Your instructions — Put each line of the data below into a numbered list, leaving out any blank lines.

Record set —
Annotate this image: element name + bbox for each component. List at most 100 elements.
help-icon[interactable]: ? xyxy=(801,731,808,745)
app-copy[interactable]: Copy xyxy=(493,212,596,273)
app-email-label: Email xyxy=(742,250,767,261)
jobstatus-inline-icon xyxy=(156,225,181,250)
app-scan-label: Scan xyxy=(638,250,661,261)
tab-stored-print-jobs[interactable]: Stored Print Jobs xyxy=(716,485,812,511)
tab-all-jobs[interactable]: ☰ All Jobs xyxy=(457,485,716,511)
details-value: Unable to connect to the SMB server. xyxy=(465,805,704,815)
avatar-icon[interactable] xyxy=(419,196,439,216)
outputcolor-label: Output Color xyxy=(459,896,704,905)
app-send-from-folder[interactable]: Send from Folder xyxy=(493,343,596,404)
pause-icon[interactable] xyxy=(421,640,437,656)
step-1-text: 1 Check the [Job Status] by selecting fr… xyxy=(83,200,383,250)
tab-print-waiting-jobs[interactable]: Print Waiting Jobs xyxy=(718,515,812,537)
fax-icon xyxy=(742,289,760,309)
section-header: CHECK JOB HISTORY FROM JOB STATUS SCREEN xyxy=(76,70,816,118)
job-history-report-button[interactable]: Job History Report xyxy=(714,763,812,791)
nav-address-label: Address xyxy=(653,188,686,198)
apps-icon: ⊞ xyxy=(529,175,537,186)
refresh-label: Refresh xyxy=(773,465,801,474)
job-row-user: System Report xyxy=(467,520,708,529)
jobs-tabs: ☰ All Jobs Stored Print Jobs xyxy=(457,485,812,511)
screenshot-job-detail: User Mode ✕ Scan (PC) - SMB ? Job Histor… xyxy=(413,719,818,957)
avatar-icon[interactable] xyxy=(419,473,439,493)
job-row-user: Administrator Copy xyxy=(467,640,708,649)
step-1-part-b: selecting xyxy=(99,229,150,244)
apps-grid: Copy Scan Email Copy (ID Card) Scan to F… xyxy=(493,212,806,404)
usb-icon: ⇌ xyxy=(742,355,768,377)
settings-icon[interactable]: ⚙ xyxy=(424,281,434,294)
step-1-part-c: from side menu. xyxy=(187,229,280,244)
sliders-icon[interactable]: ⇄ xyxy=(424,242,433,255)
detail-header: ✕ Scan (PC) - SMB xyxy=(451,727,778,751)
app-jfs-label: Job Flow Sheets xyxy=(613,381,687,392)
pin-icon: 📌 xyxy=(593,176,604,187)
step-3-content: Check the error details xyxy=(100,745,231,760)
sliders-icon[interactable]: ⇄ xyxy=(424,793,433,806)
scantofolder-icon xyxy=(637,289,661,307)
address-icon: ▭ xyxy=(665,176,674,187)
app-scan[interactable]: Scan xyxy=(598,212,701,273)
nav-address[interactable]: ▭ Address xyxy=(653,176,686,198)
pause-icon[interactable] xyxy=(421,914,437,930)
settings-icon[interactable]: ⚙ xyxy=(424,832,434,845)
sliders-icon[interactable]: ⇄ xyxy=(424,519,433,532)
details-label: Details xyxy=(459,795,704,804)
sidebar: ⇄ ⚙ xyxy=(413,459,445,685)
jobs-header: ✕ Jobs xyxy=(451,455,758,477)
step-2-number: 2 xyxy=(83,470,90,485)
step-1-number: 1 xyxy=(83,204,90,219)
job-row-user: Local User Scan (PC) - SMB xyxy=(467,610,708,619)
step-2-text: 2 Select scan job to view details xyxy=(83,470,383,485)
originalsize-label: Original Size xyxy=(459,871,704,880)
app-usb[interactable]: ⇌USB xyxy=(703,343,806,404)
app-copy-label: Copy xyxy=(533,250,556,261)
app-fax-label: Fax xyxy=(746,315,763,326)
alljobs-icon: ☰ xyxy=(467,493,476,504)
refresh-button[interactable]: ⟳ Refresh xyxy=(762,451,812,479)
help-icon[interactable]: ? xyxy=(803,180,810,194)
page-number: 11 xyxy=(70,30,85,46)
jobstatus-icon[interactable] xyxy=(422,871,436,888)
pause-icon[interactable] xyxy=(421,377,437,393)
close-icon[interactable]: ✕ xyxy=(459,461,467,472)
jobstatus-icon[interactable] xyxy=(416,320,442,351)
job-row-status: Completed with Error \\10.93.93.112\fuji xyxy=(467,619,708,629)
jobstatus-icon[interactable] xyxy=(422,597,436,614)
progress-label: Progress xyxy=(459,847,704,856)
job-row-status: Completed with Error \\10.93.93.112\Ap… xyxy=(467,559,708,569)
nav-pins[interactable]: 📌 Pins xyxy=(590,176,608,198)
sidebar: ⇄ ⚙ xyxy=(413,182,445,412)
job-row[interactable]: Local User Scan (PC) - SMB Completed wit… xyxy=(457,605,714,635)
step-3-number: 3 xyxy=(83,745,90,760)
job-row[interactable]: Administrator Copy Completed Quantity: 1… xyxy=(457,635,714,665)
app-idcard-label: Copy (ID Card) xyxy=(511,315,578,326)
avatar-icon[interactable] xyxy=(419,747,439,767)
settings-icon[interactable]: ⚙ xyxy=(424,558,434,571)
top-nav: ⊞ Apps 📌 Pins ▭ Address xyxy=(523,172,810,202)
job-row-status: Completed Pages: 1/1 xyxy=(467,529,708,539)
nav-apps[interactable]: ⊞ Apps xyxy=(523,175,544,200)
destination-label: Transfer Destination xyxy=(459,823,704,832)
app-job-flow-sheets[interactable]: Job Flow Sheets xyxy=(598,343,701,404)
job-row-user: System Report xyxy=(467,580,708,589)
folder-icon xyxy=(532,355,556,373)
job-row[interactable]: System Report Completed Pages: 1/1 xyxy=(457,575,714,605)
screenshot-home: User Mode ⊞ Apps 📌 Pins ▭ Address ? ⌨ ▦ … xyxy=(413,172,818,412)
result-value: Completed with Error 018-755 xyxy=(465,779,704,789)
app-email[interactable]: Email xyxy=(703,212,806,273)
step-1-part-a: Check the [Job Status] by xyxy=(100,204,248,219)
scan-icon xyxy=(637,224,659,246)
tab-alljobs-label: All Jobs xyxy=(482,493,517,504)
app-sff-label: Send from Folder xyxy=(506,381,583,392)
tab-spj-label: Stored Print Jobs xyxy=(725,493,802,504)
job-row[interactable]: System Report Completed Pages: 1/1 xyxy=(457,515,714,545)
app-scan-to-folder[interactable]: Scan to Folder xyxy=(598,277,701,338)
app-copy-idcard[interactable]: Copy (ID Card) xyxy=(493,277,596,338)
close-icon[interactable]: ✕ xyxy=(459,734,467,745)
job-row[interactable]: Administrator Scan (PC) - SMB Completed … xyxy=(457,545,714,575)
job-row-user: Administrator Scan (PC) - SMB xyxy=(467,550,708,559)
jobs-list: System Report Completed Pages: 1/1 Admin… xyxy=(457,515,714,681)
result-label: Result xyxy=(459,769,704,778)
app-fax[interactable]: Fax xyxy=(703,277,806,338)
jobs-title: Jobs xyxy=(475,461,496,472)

Exercise output —
1. Annotate this image: element name + bbox for each component. List at most 100 elements.
2. help-icon[interactable]: ? xyxy=(801,731,808,745)
3. app-copy[interactable]: Copy xyxy=(493,212,596,273)
4. app-email-label: Email xyxy=(742,250,767,261)
5. jobstatus-inline-icon xyxy=(156,225,181,250)
6. app-scan-label: Scan xyxy=(638,250,661,261)
7. tab-stored-print-jobs[interactable]: Stored Print Jobs xyxy=(716,485,812,511)
8. tab-all-jobs[interactable]: ☰ All Jobs xyxy=(457,485,716,511)
9. details-value: Unable to connect to the SMB server. xyxy=(465,805,704,815)
10. avatar-icon[interactable] xyxy=(419,196,439,216)
11. outputcolor-label: Output Color xyxy=(459,896,704,905)
12. app-send-from-folder[interactable]: Send from Folder xyxy=(493,343,596,404)
13. pause-icon[interactable] xyxy=(421,640,437,656)
14. step-1-text: 1 Check the [Job Status] by selecting fr… xyxy=(83,200,383,250)
15. tab-print-waiting-jobs[interactable]: Print Waiting Jobs xyxy=(718,515,812,537)
16. fax-icon xyxy=(742,289,760,309)
17. section-header: CHECK JOB HISTORY FROM JOB STATUS SCREEN xyxy=(76,70,816,118)
18. job-history-report-button[interactable]: Job History Report xyxy=(714,763,812,791)
19. nav-address-label: Address xyxy=(653,188,686,198)
20. apps-icon: ⊞ xyxy=(529,175,537,186)
21. refresh-label: Refresh xyxy=(773,465,801,474)
22. job-row-user: System Report xyxy=(467,520,708,529)
23. jobs-tabs: ☰ All Jobs Stored Print Jobs xyxy=(457,485,812,511)
24. screenshot-job-detail: User Mode ✕ Scan (PC) - SMB ? Job Histor… xyxy=(413,719,818,957)
25. avatar-icon[interactable] xyxy=(419,473,439,493)
26. job-row-user: Administrator Copy xyxy=(467,640,708,649)
27. step-1-part-b: selecting xyxy=(99,229,150,244)
28. apps-grid: Copy Scan Email Copy (ID Card) Scan to F… xyxy=(493,212,806,404)
29. usb-icon: ⇌ xyxy=(742,355,768,377)
30. settings-icon[interactable]: ⚙ xyxy=(424,281,434,294)
31. step-1-part-c: from side menu. xyxy=(187,229,280,244)
32. sliders-icon[interactable]: ⇄ xyxy=(424,242,433,255)
33. detail-header: ✕ Scan (PC) - SMB xyxy=(451,727,778,751)
34. app-jfs-label: Job Flow Sheets xyxy=(613,381,687,392)
35. pin-icon: 📌 xyxy=(593,176,604,187)
36. step-3-content: Check the error details xyxy=(100,745,231,760)
37. sliders-icon[interactable]: ⇄ xyxy=(424,793,433,806)
38. scantofolder-icon xyxy=(637,289,661,307)
39. address-icon: ▭ xyxy=(665,176,674,187)
40. app-scan[interactable]: Scan xyxy=(598,212,701,273)
41. nav-address[interactable]: ▭ Address xyxy=(653,176,686,198)
42. pause-icon[interactable] xyxy=(421,914,437,930)
43. settings-icon[interactable]: ⚙ xyxy=(424,832,434,845)
44. sliders-icon[interactable]: ⇄ xyxy=(424,519,433,532)
45. details-label: Details xyxy=(459,795,704,804)
46. sidebar: ⇄ ⚙ xyxy=(413,459,445,685)
47. jobs-header: ✕ Jobs xyxy=(451,455,758,477)
48. step-2-number: 2 xyxy=(83,470,90,485)
49. step-1-number: 1 xyxy=(83,204,90,219)
50. job-row-user: Local User Scan (PC) - SMB xyxy=(467,610,708,619)
51. step-2-text: 2 Select scan job to view details xyxy=(83,470,383,485)
52. originalsize-label: Original Size xyxy=(459,871,704,880)
53. app-usb[interactable]: ⇌USB xyxy=(703,343,806,404)
54. app-copy-label: Copy xyxy=(533,250,556,261)
55. app-fax-label: Fax xyxy=(746,315,763,326)
56. alljobs-icon: ☰ xyxy=(467,493,476,504)
57. refresh-button[interactable]: ⟳ Refresh xyxy=(762,451,812,479)
58. help-icon[interactable]: ? xyxy=(803,180,810,194)
59. page-number: 11 xyxy=(70,30,85,46)
60. jobstatus-icon[interactable] xyxy=(422,871,436,888)
61. pause-icon[interactable] xyxy=(421,377,437,393)
62. close-icon[interactable]: ✕ xyxy=(459,461,467,472)
63. jobstatus-icon[interactable] xyxy=(416,320,442,351)
64. job-row-status: Completed with Error \\10.93.93.112\fuji xyxy=(467,619,708,629)
65. jobstatus-icon[interactable] xyxy=(422,597,436,614)
66. progress-label: Progress xyxy=(459,847,704,856)
67. job-row-status: Completed with Error \\10.93.93.112\Ap… xyxy=(467,559,708,569)
68. nav-pins[interactable]: 📌 Pins xyxy=(590,176,608,198)
69. sidebar: ⇄ ⚙ xyxy=(413,182,445,412)
70. job-row[interactable]: Local User Scan (PC) - SMB Completed wit… xyxy=(457,605,714,635)
71. step-3-number: 3 xyxy=(83,745,90,760)
72. job-row[interactable]: Administrator Copy Completed Quantity: 1… xyxy=(457,635,714,665)
73. app-idcard-label: Copy (ID Card) xyxy=(511,315,578,326)
74. avatar-icon[interactable] xyxy=(419,747,439,767)
75. settings-icon[interactable]: ⚙ xyxy=(424,558,434,571)
76. top-nav: ⊞ Apps 📌 Pins ▭ Address xyxy=(523,172,810,202)
77. job-row-status: Completed Pages: 1/1 xyxy=(467,529,708,539)
78. nav-apps[interactable]: ⊞ Apps xyxy=(523,175,544,200)
79. destination-label: Transfer Destination xyxy=(459,823,704,832)
80. app-job-flow-sheets[interactable]: Job Flow Sheets xyxy=(598,343,701,404)
81. job-row-user: System Report xyxy=(467,580,708,589)
82. folder-icon xyxy=(532,355,556,373)
83. job-row[interactable]: System Report Completed Pages: 1/1 xyxy=(457,575,714,605)
84. screenshot-home: User Mode ⊞ Apps 📌 Pins ▭ Address ? ⌨ ▦ … xyxy=(413,172,818,412)
85. result-value: Completed with Error 018-755 xyxy=(465,779,704,789)
86. app-email[interactable]: Email xyxy=(703,212,806,273)
87. step-1-part-a: Check the [Job Status] by xyxy=(100,204,248,219)
88. scan-icon xyxy=(637,224,659,246)
89. tab-alljobs-label: All Jobs xyxy=(482,493,517,504)
90. app-sff-label: Send from Folder xyxy=(506,381,583,392)
91. tab-spj-label: Stored Print Jobs xyxy=(725,493,802,504)
92. job-row[interactable]: System Report Completed Pages: 1/1 xyxy=(457,515,714,545)
93. app-scan-to-folder[interactable]: Scan to Folder xyxy=(598,277,701,338)
94. app-copy-idcard[interactable]: Copy (ID Card) xyxy=(493,277,596,338)
95. close-icon[interactable]: ✕ xyxy=(459,734,467,745)
96. job-row[interactable]: Administrator Scan (PC) - SMB Completed … xyxy=(457,545,714,575)
97. job-row-user: Administrator Scan (PC) - SMB xyxy=(467,550,708,559)
98. jobs-list: System Report Completed Pages: 1/1 Admin… xyxy=(457,515,714,681)
99. result-label: Result xyxy=(459,769,704,778)
100. app-fax[interactable]: Fax xyxy=(703,277,806,338)
101. jobs-title: Jobs xyxy=(475,461,496,472)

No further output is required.